- SET TASK
Can you set down, unchanged, the rows below, starting with the first one and going on through the line that contains "redo-icon[interactable]: ↷ [450, 71, 478, 99]", including both of those lines?

- RECORDS SHOWN
□ □ □

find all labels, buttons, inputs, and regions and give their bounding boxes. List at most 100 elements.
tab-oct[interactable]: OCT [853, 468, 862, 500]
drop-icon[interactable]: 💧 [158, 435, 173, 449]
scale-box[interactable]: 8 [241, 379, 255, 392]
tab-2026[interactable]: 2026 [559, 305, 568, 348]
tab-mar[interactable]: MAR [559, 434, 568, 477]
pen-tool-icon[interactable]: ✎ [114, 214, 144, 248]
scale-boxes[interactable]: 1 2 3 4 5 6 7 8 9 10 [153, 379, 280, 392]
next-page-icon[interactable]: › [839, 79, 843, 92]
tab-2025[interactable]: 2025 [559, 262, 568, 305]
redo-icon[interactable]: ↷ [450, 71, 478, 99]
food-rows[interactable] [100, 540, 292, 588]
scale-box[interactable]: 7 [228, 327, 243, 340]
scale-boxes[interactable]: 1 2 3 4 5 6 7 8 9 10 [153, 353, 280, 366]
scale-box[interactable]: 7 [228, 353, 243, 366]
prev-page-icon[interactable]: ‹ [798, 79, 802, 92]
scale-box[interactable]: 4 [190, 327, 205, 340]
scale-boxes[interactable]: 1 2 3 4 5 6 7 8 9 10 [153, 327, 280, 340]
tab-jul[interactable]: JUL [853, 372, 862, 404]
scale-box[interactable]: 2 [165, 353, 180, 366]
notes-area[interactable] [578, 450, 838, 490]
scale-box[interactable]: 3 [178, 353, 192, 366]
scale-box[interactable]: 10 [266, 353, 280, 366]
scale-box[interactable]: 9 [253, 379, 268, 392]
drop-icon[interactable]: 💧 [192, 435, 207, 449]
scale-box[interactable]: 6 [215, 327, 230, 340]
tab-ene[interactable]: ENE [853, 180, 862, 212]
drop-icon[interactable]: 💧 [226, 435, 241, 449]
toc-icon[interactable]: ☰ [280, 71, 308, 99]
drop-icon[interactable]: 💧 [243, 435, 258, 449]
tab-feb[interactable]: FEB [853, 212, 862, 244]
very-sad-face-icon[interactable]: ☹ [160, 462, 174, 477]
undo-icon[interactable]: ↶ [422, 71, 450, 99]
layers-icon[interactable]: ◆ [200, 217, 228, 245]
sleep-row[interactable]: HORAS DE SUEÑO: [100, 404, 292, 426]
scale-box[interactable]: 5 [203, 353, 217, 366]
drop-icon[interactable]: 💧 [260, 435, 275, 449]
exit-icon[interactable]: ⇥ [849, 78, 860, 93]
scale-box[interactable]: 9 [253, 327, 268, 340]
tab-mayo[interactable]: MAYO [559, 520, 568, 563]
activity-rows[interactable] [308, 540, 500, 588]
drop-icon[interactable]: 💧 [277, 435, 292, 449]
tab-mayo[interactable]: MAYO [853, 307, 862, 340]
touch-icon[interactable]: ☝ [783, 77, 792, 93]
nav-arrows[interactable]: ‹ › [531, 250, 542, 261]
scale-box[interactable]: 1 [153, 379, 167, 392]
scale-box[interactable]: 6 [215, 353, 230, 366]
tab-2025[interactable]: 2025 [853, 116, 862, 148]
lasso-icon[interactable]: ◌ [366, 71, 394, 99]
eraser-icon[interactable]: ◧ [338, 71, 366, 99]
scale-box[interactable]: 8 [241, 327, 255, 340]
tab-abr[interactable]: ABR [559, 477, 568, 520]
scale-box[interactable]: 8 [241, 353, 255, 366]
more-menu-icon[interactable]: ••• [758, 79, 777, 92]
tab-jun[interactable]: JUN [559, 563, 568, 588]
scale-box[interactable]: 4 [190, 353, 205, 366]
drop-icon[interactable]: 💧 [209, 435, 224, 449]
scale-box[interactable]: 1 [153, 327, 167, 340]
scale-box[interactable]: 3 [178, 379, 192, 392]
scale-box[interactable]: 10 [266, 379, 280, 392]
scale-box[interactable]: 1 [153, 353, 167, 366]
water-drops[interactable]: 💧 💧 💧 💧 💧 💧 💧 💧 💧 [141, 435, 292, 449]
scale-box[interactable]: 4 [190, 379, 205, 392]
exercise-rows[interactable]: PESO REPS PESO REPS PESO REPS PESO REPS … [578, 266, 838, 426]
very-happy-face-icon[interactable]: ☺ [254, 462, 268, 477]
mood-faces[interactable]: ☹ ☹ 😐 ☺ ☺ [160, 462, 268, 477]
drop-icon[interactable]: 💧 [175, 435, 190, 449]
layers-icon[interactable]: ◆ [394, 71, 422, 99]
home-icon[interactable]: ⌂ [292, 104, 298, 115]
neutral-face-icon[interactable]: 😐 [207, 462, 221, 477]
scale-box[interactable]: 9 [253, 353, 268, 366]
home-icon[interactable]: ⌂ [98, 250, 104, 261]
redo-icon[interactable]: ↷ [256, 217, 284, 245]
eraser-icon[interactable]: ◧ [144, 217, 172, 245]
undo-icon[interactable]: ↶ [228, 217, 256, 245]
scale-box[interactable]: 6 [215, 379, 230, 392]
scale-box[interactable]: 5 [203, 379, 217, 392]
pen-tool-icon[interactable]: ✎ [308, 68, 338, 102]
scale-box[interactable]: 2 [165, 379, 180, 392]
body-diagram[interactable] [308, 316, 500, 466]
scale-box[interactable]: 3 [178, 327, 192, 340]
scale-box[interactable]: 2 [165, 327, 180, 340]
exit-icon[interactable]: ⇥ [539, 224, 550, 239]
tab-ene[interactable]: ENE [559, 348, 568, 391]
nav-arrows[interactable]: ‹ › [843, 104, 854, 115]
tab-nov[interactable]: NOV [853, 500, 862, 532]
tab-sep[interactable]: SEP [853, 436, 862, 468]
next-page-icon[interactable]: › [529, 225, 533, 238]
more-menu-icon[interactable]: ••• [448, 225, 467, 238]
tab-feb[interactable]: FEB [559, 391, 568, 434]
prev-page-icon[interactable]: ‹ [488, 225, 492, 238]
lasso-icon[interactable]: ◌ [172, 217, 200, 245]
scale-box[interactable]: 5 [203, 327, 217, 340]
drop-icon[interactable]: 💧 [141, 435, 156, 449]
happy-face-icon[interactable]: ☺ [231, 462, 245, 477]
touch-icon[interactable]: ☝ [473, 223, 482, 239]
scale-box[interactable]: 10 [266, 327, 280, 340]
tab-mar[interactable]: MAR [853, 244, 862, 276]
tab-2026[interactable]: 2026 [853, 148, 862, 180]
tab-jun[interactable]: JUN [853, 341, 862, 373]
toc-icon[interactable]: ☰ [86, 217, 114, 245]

□ □ □

- THE ANSWER
find all labels, buttons, inputs, and regions and give their bounding boxes. List at most 100 elements.
tab-oct[interactable]: OCT [853, 468, 862, 500]
drop-icon[interactable]: 💧 [158, 435, 173, 449]
scale-box[interactable]: 8 [241, 379, 255, 392]
tab-2026[interactable]: 2026 [559, 305, 568, 348]
tab-mar[interactable]: MAR [559, 434, 568, 477]
pen-tool-icon[interactable]: ✎ [114, 214, 144, 248]
scale-boxes[interactable]: 1 2 3 4 5 6 7 8 9 10 [153, 379, 280, 392]
next-page-icon[interactable]: › [839, 79, 843, 92]
tab-2025[interactable]: 2025 [559, 262, 568, 305]
redo-icon[interactable]: ↷ [450, 71, 478, 99]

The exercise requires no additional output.